* [What is needed]
In the lines from the start through "- table-cell: 20: [447, 234, 467, 256]", change "Polygon size" to "Polygon area" and leave everything else as it is.

* [Recorded data]
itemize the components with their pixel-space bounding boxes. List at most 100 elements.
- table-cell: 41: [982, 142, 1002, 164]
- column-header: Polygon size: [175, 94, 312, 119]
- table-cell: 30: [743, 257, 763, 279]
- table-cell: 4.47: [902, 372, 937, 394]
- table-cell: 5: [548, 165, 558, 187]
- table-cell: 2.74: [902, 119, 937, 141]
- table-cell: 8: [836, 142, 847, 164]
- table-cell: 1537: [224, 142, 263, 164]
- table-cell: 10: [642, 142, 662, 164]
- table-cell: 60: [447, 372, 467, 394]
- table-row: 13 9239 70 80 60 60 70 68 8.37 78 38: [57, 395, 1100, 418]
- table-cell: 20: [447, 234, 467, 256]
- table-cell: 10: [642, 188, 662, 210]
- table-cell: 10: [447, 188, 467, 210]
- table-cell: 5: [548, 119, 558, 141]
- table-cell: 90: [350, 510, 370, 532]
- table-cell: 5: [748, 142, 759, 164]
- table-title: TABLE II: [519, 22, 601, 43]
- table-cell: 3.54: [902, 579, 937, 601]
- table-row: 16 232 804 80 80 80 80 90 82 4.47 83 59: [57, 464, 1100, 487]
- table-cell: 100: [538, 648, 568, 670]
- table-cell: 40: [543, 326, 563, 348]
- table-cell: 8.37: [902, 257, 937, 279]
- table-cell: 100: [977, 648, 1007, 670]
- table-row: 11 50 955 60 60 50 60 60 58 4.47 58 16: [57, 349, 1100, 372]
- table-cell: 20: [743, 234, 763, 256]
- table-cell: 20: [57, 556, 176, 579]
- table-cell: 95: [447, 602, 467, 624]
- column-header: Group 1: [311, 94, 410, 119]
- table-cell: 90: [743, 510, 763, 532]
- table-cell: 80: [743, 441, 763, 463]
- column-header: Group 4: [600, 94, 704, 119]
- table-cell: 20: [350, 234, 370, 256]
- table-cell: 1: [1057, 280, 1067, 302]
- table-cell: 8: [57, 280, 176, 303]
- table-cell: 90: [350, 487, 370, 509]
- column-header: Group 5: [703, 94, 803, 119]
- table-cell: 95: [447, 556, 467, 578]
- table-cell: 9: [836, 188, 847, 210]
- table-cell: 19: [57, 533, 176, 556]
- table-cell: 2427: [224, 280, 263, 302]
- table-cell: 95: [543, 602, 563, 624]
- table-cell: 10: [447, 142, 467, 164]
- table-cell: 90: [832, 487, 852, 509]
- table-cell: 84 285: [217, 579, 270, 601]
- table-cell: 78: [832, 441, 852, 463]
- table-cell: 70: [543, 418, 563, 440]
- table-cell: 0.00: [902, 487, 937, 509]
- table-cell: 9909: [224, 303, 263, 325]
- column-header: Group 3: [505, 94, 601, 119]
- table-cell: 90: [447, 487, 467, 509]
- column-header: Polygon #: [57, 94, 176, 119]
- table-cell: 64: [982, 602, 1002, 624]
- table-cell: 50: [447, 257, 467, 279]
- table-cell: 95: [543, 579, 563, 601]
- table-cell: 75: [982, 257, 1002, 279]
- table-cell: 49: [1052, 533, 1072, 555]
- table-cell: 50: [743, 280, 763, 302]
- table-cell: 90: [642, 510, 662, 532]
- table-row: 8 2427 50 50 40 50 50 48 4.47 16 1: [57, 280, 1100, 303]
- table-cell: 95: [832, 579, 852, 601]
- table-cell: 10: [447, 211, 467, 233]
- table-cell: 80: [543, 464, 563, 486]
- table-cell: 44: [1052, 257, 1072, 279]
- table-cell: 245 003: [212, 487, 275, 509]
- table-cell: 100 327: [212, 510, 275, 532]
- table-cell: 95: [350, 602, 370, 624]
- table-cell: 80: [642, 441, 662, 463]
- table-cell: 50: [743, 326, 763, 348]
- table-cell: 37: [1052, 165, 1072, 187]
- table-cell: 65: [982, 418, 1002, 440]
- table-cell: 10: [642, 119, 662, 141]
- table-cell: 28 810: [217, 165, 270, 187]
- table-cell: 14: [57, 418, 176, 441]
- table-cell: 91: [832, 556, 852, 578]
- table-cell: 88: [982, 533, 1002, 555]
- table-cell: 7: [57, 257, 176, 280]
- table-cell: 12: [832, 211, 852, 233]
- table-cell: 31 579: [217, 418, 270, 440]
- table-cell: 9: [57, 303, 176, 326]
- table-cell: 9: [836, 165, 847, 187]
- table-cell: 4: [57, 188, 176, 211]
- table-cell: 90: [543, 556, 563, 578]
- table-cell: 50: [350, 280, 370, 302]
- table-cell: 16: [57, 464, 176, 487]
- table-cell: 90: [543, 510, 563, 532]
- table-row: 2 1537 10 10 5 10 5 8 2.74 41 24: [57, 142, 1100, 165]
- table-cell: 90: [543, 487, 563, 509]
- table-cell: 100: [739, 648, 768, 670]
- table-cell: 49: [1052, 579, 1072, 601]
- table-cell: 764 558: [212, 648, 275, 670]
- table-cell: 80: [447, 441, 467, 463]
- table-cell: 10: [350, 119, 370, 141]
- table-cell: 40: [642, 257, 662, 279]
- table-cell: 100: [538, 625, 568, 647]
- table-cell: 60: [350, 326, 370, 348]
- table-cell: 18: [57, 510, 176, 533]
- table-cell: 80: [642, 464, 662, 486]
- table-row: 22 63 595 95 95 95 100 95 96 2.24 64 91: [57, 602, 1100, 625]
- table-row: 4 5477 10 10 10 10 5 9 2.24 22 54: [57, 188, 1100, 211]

* [Response to the exercise]
itemize the components with their pixel-space bounding boxes. List at most 100 elements.
- table-cell: 41: [982, 142, 1002, 164]
- column-header: Polygon area: [175, 94, 312, 119]
- table-cell: 30: [743, 257, 763, 279]
- table-cell: 4.47: [902, 372, 937, 394]
- table-cell: 5: [548, 165, 558, 187]
- table-cell: 2.74: [902, 119, 937, 141]
- table-cell: 8: [836, 142, 847, 164]
- table-cell: 1537: [224, 142, 263, 164]
- table-cell: 10: [642, 142, 662, 164]
- table-cell: 60: [447, 372, 467, 394]
- table-row: 13 9239 70 80 60 60 70 68 8.37 78 38: [57, 395, 1100, 418]
- table-cell: 20: [447, 234, 467, 256]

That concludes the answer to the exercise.